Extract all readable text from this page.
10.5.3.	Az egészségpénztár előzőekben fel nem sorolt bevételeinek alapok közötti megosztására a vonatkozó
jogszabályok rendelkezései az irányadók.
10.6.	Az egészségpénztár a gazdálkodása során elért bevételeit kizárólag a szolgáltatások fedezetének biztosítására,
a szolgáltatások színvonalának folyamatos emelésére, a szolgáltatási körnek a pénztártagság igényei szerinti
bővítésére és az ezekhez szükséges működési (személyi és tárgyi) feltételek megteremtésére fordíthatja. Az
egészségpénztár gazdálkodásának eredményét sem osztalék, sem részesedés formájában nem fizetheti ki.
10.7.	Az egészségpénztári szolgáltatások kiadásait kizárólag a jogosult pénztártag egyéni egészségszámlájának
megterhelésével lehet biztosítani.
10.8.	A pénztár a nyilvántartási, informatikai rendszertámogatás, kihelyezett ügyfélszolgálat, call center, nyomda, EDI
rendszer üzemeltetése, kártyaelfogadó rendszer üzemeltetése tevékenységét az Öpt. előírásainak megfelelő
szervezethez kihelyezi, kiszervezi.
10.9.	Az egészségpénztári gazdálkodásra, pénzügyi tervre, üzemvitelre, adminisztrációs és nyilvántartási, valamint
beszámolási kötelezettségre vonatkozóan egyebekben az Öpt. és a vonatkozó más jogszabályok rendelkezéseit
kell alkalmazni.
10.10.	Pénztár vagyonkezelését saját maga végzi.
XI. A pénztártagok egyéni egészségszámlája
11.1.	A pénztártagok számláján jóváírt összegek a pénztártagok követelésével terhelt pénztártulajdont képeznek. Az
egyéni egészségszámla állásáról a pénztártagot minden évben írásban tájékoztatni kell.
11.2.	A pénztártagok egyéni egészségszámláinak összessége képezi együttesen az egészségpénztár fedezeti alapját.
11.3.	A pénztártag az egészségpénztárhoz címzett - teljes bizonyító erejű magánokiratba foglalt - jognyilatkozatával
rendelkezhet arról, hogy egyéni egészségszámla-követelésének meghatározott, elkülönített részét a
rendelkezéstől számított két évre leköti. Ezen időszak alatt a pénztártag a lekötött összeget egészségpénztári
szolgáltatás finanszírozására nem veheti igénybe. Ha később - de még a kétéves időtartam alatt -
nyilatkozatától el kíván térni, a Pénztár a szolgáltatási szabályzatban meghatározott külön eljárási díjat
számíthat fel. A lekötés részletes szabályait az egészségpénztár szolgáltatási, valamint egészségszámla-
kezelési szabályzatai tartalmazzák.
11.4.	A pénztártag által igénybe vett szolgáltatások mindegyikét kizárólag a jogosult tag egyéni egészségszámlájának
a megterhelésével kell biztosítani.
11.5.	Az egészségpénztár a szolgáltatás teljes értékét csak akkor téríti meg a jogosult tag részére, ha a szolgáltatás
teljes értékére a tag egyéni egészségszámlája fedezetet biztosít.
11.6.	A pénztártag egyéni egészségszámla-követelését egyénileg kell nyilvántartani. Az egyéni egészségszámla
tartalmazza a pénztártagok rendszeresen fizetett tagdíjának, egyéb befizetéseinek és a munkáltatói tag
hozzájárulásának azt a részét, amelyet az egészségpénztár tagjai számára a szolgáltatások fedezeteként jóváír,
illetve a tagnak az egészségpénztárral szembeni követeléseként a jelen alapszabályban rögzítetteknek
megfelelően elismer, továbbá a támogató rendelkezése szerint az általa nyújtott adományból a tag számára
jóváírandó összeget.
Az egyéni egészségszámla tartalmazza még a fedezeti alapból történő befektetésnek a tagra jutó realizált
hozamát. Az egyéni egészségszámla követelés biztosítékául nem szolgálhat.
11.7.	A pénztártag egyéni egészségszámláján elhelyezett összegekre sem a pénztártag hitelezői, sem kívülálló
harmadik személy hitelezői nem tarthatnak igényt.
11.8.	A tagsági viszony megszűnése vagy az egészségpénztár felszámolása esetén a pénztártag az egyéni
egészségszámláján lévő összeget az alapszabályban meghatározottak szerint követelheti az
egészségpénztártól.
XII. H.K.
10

Stated task: Output every entry shown above, exactly.

Right answer:
Extract all readable text from this page.
10.5.3.	Az egészségpénztár előzőekben fel nem sorolt bevételeinek alapok közötti megosztására a vonatkozó
jogszabályok rendelkezései az irányadók.
10.6.	Az egészségpénztár a gazdálkodása során elért bevételeit kizárólag a szolgáltatások fedezetének biztosítására,
a szolgáltatások színvonalának folyamatos emelésére, a szolgáltatási körnek a pénztártagság igényei szerinti
bővítésére és az ezekhez szükséges működési (személyi és tárgyi) feltételek megteremtésére fordíthatja. Az
egészségpénztár gazdálkodásának eredményét sem osztalék, sem részesedés formájában nem fizetheti ki.
10.7.	Az egészségpénztári szolgáltatások kiadásait kizárólag a jogosult pénztártag egyéni egészségszámlájának
megterhelésével lehet biztosítani.
10.8.	A pénztár a nyilvántartási, informatikai rendszertámogatás, kihelyezett ügyfélszolgálat, call center, nyomda, EDI
rendszer üzemeltetése, kártyaelfogadó rendszer üzemeltetése tevékenységét az Öpt. előírásainak megfelelő
szervezethez kihelyezi, kiszervezi.
10.9.	Az egészségpénztári gazdálkodásra, pénzügyi tervre, üzemvitelre, adminisztrációs és nyilvántartási, valamint
beszámolási kötelezettségre vonatkozóan egyebekben az Öpt. és a vonatkozó más jogszabályok rendelkezéseit
kell alkalmazni.
10.10.	Pénztár vagyonkezelését saját maga végzi.
XI. A pénztártagok egyéni egészségszámlája
11.1.	A pénztártagok számláján jóváírt összegek a pénztártagok követelésével terhelt pénztártulajdont képeznek. Az
egyéni egészségszámla állásáról a pénztártagot minden évben írásban tájékoztatni kell.
11.2.	A pénztártagok egyéni egészségszámláinak összessége képezi együttesen az egészségpénztár fedezeti alapját.
11.3.	A pénztártag az egészségpénztárhoz címzett - teljes bizonyító erejű magánokiratba foglalt - jognyilatkozatával
rendelkezhet arról, hogy egyéni egészségszámla-követelésének meghatározott, elkülönített részét a
rendelkezéstől számított két évre leköti. Ezen időszak alatt a pénztártag a lekötött összeget egészségpénztári
szolgáltatás finanszírozására nem veheti igénybe. Ha később - de még a kétéves időtartam alatt -
nyilatkozatától el kíván térni, a Pénztár a szolgáltatási szabályzatban meghatározott külön eljárási díjat
számíthat fel. A lekötés részletes szabályait az egészségpénztár szolgáltatási, valamint egészségszámla-
kezelési szabályzatai tartalmazzák.
11.4.	A pénztártag által igénybe vett szolgáltatások mindegyikét kizárólag a jogosult tag egyéni egészségszámlájának
a megterhelésével kell biztosítani.
11.5.	Az egészségpénztár a szolgáltatás teljes értékét csak akkor téríti meg a jogosult tag részére, ha a szolgáltatás
teljes értékére a tag egyéni egészségszámlája fedezetet biztosít.
11.6.	A pénztártag egyéni egészségszámla-követelését egyénileg kell nyilvántartani. Az egyéni egészségszámla
tartalmazza a pénztártagok rendszeresen fizetett tagdíjának, egyéb befizetéseinek és a munkáltatói tag
hozzájárulásának azt a részét, amelyet az egészségpénztár tagjai számára a szolgáltatások fedezeteként jóváír,
illetve a tagnak az egészségpénztárral szembeni követeléseként a jelen alapszabályban rögzítetteknek
megfelelően elismer, továbbá a támogató rendelkezése szerint az általa nyújtott adományból a tag számára
jóváírandó összeget.
Az egyéni egészségszámla tartalmazza még a fedezeti alapból történő befektetésnek a tagra jutó realizált
hozamát. Az egyéni egészségszámla követelés biztosítékául nem szolgálhat.
11.7.	A pénztártag egyéni egészségszámláján elhelyezett összegekre sem a pénztártag hitelezői, sem kívülálló
harmadik személy hitelezői nem tarthatnak igényt.
11.8.	A tagsági viszony megszűnése vagy az egészségpénztár felszámolása esetén a pénztártag az egyéni
egészségszámláján lévő összeget az alapszabályban meghatározottak szerint követelheti az
egészségpénztártól.
XII. H.K.
10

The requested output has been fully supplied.